→ THE REQUEST
The entries below need to be written out exactly, with no pictures included.

--- begin SUPPLIED ENTRIES ---

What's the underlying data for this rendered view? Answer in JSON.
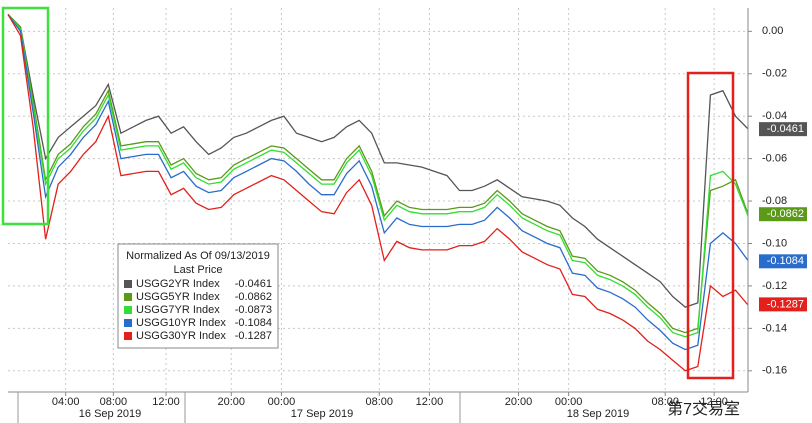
{
  "chart_data": {
    "type": "line",
    "legend_title": "Normalized As Of 09/13/2019",
    "legend_subtitle": "Last Price",
    "watermark": "第7交易室",
    "xlim": [
      0,
      59
    ],
    "xticks": [
      {
        "value": 4.6,
        "label": "04:00"
      },
      {
        "value": 8.4,
        "label": "08:00"
      },
      {
        "value": 12.6,
        "label": "12:00"
      },
      {
        "value": 17.8,
        "label": "20:00"
      },
      {
        "value": 21.8,
        "label": "00:00"
      },
      {
        "value": 29.6,
        "label": "08:00"
      },
      {
        "value": 33.6,
        "label": "12:00"
      },
      {
        "value": 40.7,
        "label": "20:00"
      },
      {
        "value": 44.7,
        "label": "00:00"
      },
      {
        "value": 52.4,
        "label": "08:00"
      },
      {
        "value": 56.3,
        "label": "12:00"
      }
    ],
    "days": [
      "16 Sep 2019",
      "17 Sep 2019",
      "18 Sep 2019"
    ],
    "ylim": [
      -0.17,
      0.011
    ],
    "yticks": [
      {
        "value": 0,
        "label": "0.00"
      },
      -0.02,
      -0.04,
      -0.06,
      -0.08,
      {
        "value": -0.1,
        "label": "-0.10"
      },
      -0.12,
      -0.14,
      -0.16
    ],
    "grid": true,
    "series": [
      {
        "name": "USGG2YR Index",
        "color": "#555555",
        "last": -0.0461,
        "axis_label": true,
        "values": [
          0.008,
          0.002,
          -0.03,
          -0.06,
          -0.05,
          -0.045,
          -0.04,
          -0.035,
          -0.025,
          -0.048,
          -0.045,
          -0.042,
          -0.04,
          -0.048,
          -0.045,
          -0.052,
          -0.058,
          -0.055,
          -0.05,
          -0.048,
          -0.045,
          -0.042,
          -0.04,
          -0.048,
          -0.05,
          -0.052,
          -0.05,
          -0.045,
          -0.042,
          -0.048,
          -0.062,
          -0.062,
          -0.063,
          -0.064,
          -0.066,
          -0.068,
          -0.075,
          -0.075,
          -0.073,
          -0.07,
          -0.074,
          -0.078,
          -0.079,
          -0.08,
          -0.082,
          -0.088,
          -0.092,
          -0.098,
          -0.102,
          -0.106,
          -0.11,
          -0.114,
          -0.118,
          -0.125,
          -0.13,
          -0.128,
          -0.03,
          -0.028,
          -0.04,
          -0.046
        ]
      },
      {
        "name": "USGG5YR Index",
        "color": "#5a9a18",
        "last": -0.0862,
        "axis_label": true,
        "values": [
          0.008,
          0.002,
          -0.033,
          -0.07,
          -0.058,
          -0.053,
          -0.045,
          -0.039,
          -0.028,
          -0.054,
          -0.053,
          -0.052,
          -0.052,
          -0.063,
          -0.06,
          -0.067,
          -0.07,
          -0.069,
          -0.063,
          -0.06,
          -0.057,
          -0.054,
          -0.055,
          -0.06,
          -0.065,
          -0.07,
          -0.07,
          -0.06,
          -0.054,
          -0.066,
          -0.087,
          -0.08,
          -0.083,
          -0.084,
          -0.084,
          -0.084,
          -0.083,
          -0.083,
          -0.081,
          -0.075,
          -0.08,
          -0.086,
          -0.089,
          -0.092,
          -0.094,
          -0.106,
          -0.107,
          -0.113,
          -0.115,
          -0.118,
          -0.122,
          -0.128,
          -0.133,
          -0.14,
          -0.142,
          -0.14,
          -0.075,
          -0.073,
          -0.07,
          -0.086
        ]
      },
      {
        "name": "USGG7YR Index",
        "color": "#33dd33",
        "last": -0.0873,
        "axis_label": false,
        "values": [
          0.008,
          0.001,
          -0.035,
          -0.072,
          -0.06,
          -0.055,
          -0.047,
          -0.041,
          -0.03,
          -0.056,
          -0.055,
          -0.054,
          -0.054,
          -0.065,
          -0.062,
          -0.069,
          -0.072,
          -0.071,
          -0.065,
          -0.062,
          -0.059,
          -0.056,
          -0.057,
          -0.062,
          -0.067,
          -0.072,
          -0.072,
          -0.062,
          -0.056,
          -0.068,
          -0.089,
          -0.082,
          -0.085,
          -0.086,
          -0.086,
          -0.086,
          -0.085,
          -0.085,
          -0.083,
          -0.077,
          -0.082,
          -0.088,
          -0.091,
          -0.094,
          -0.096,
          -0.108,
          -0.109,
          -0.115,
          -0.117,
          -0.12,
          -0.124,
          -0.13,
          -0.135,
          -0.142,
          -0.144,
          -0.142,
          -0.068,
          -0.066,
          -0.072,
          -0.087
        ]
      },
      {
        "name": "USGG10YR Index",
        "color": "#2a6ccc",
        "last": -0.1084,
        "axis_label": true,
        "values": [
          0.008,
          0.0,
          -0.038,
          -0.078,
          -0.064,
          -0.058,
          -0.05,
          -0.044,
          -0.033,
          -0.06,
          -0.059,
          -0.058,
          -0.058,
          -0.069,
          -0.066,
          -0.073,
          -0.076,
          -0.075,
          -0.069,
          -0.066,
          -0.063,
          -0.06,
          -0.061,
          -0.066,
          -0.072,
          -0.077,
          -0.077,
          -0.067,
          -0.061,
          -0.073,
          -0.095,
          -0.088,
          -0.091,
          -0.092,
          -0.092,
          -0.092,
          -0.091,
          -0.091,
          -0.089,
          -0.083,
          -0.088,
          -0.094,
          -0.097,
          -0.1,
          -0.102,
          -0.114,
          -0.115,
          -0.121,
          -0.123,
          -0.126,
          -0.13,
          -0.136,
          -0.141,
          -0.147,
          -0.15,
          -0.148,
          -0.1,
          -0.095,
          -0.1,
          -0.108
        ]
      },
      {
        "name": "USGG30YR Index",
        "color": "#e3201b",
        "last": -0.1287,
        "axis_label": true,
        "values": [
          0.008,
          -0.002,
          -0.045,
          -0.098,
          -0.072,
          -0.066,
          -0.058,
          -0.052,
          -0.04,
          -0.068,
          -0.067,
          -0.066,
          -0.066,
          -0.077,
          -0.074,
          -0.081,
          -0.084,
          -0.083,
          -0.077,
          -0.074,
          -0.071,
          -0.068,
          -0.07,
          -0.075,
          -0.08,
          -0.085,
          -0.086,
          -0.076,
          -0.07,
          -0.082,
          -0.108,
          -0.099,
          -0.102,
          -0.103,
          -0.103,
          -0.103,
          -0.101,
          -0.101,
          -0.099,
          -0.093,
          -0.098,
          -0.104,
          -0.107,
          -0.11,
          -0.112,
          -0.124,
          -0.125,
          -0.131,
          -0.133,
          -0.136,
          -0.14,
          -0.146,
          -0.15,
          -0.155,
          -0.16,
          -0.158,
          -0.12,
          -0.125,
          -0.122,
          -0.129
        ]
      }
    ]
  }
}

--- end SUPPLIED ENTRIES ---

→ COMPLETED TASK
What's the underlying data for this rendered view? Answer in JSON.
{
  "chart_data": {
    "type": "line",
    "legend_title": "Normalized As Of 09/13/2019",
    "legend_subtitle": "Last Price",
    "watermark": "第7交易室",
    "xlim": [
      0,
      59
    ],
    "xticks": [
      {
        "value": 4.6,
        "label": "04:00"
      },
      {
        "value": 8.4,
        "label": "08:00"
      },
      {
        "value": 12.6,
        "label": "12:00"
      },
      {
        "value": 17.8,
        "label": "20:00"
      },
      {
        "value": 21.8,
        "label": "00:00"
      },
      {
        "value": 29.6,
        "label": "08:00"
      },
      {
        "value": 33.6,
        "label": "12:00"
      },
      {
        "value": 40.7,
        "label": "20:00"
      },
      {
        "value": 44.7,
        "label": "00:00"
      },
      {
        "value": 52.4,
        "label": "08:00"
      },
      {
        "value": 56.3,
        "label": "12:00"
      }
    ],
    "days": [
      "16 Sep 2019",
      "17 Sep 2019",
      "18 Sep 2019"
    ],
    "ylim": [
      -0.17,
      0.011
    ],
    "yticks": [
      {
        "value": 0,
        "label": "0.00"
      },
      -0.02,
      -0.04,
      -0.06,
      -0.08,
      {
        "value": -0.1,
        "label": "-0.10"
      },
      -0.12,
      -0.14,
      -0.16
    ],
    "grid": true,
    "series": [
      {
        "name": "USGG2YR Index",
        "color": "#555555",
        "last": -0.0461,
        "axis_label": true,
        "values": [
          0.008,
          0.002,
          -0.03,
          -0.06,
          -0.05,
          -0.045,
          -0.04,
          -0.035,
          -0.025,
          -0.048,
          -0.045,
          -0.042,
          -0.04,
          -0.048,
          -0.045,
          -0.052,
          -0.058,
          -0.055,
          -0.05,
          -0.048,
          -0.045,
          -0.042,
          -0.04,
          -0.048,
          -0.05,
          -0.052,
          -0.05,
          -0.045,
          -0.042,
          -0.048,
          -0.062,
          -0.062,
          -0.063,
          -0.064,
          -0.066,
          -0.068,
          -0.075,
          -0.075,
          -0.073,
          -0.07,
          -0.074,
          -0.078,
          -0.079,
          -0.08,
          -0.082,
          -0.088,
          -0.092,
          -0.098,
          -0.102,
          -0.106,
          -0.11,
          -0.114,
          -0.118,
          -0.125,
          -0.13,
          -0.128,
          -0.03,
          -0.028,
          -0.04,
          -0.046
        ]
      },
      {
        "name": "USGG5YR Index",
        "color": "#5a9a18",
        "last": -0.0862,
        "axis_label": true,
        "values": [
          0.008,
          0.002,
          -0.033,
          -0.07,
          -0.058,
          -0.053,
          -0.045,
          -0.039,
          -0.028,
          -0.054,
          -0.053,
          -0.052,
          -0.052,
          -0.063,
          -0.06,
          -0.067,
          -0.07,
          -0.069,
          -0.063,
          -0.06,
          -0.057,
          -0.054,
          -0.055,
          -0.06,
          -0.065,
          -0.07,
          -0.07,
          -0.06,
          -0.054,
          -0.066,
          -0.087,
          -0.08,
          -0.083,
          -0.084,
          -0.084,
          -0.084,
          -0.083,
          -0.083,
          -0.081,
          -0.075,
          -0.08,
          -0.086,
          -0.089,
          -0.092,
          -0.094,
          -0.106,
          -0.107,
          -0.113,
          -0.115,
          -0.118,
          -0.122,
          -0.128,
          -0.133,
          -0.14,
          -0.142,
          -0.14,
          -0.075,
          -0.073,
          -0.07,
          -0.086
        ]
      },
      {
        "name": "USGG7YR Index",
        "color": "#33dd33",
        "last": -0.0873,
        "axis_label": false,
        "values": [
          0.008,
          0.001,
          -0.035,
          -0.072,
          -0.06,
          -0.055,
          -0.047,
          -0.041,
          -0.03,
          -0.056,
          -0.055,
          -0.054,
          -0.054,
          -0.065,
          -0.062,
          -0.069,
          -0.072,
          -0.071,
          -0.065,
          -0.062,
          -0.059,
          -0.056,
          -0.057,
          -0.062,
          -0.067,
          -0.072,
          -0.072,
          -0.062,
          -0.056,
          -0.068,
          -0.089,
          -0.082,
          -0.085,
          -0.086,
          -0.086,
          -0.086,
          -0.085,
          -0.085,
          -0.083,
          -0.077,
          -0.082,
          -0.088,
          -0.091,
          -0.094,
          -0.096,
          -0.108,
          -0.109,
          -0.115,
          -0.117,
          -0.12,
          -0.124,
          -0.13,
          -0.135,
          -0.142,
          -0.144,
          -0.142,
          -0.068,
          -0.066,
          -0.072,
          -0.087
        ]
      },
      {
        "name": "USGG10YR Index",
        "color": "#2a6ccc",
        "last": -0.1084,
        "axis_label": true,
        "values": [
          0.008,
          0.0,
          -0.038,
          -0.078,
          -0.064,
          -0.058,
          -0.05,
          -0.044,
          -0.033,
          -0.06,
          -0.059,
          -0.058,
          -0.058,
          -0.069,
          -0.066,
          -0.073,
          -0.076,
          -0.075,
          -0.069,
          -0.066,
          -0.063,
          -0.06,
          -0.061,
          -0.066,
          -0.072,
          -0.077,
          -0.077,
          -0.067,
          -0.061,
          -0.073,
          -0.095,
          -0.088,
          -0.091,
          -0.092,
          -0.092,
          -0.092,
          -0.091,
          -0.091,
          -0.089,
          -0.083,
          -0.088,
          -0.094,
          -0.097,
          -0.1,
          -0.102,
          -0.114,
          -0.115,
          -0.121,
          -0.123,
          -0.126,
          -0.13,
          -0.136,
          -0.141,
          -0.147,
          -0.15,
          -0.148,
          -0.1,
          -0.095,
          -0.1,
          -0.108
        ]
      },
      {
        "name": "USGG30YR Index",
        "color": "#e3201b",
        "last": -0.1287,
        "axis_label": true,
        "values": [
          0.008,
          -0.002,
          -0.045,
          -0.098,
          -0.072,
          -0.066,
          -0.058,
          -0.052,
          -0.04,
          -0.068,
          -0.067,
          -0.066,
          -0.066,
          -0.077,
          -0.074,
          -0.081,
          -0.084,
          -0.083,
          -0.077,
          -0.074,
          -0.071,
          -0.068,
          -0.07,
          -0.075,
          -0.08,
          -0.085,
          -0.086,
          -0.076,
          -0.07,
          -0.082,
          -0.108,
          -0.099,
          -0.102,
          -0.103,
          -0.103,
          -0.103,
          -0.101,
          -0.101,
          -0.099,
          -0.093,
          -0.098,
          -0.104,
          -0.107,
          -0.11,
          -0.112,
          -0.124,
          -0.125,
          -0.131,
          -0.133,
          -0.136,
          -0.14,
          -0.146,
          -0.15,
          -0.155,
          -0.16,
          -0.158,
          -0.12,
          -0.125,
          -0.122,
          -0.129
        ]
      }
    ]
  }
}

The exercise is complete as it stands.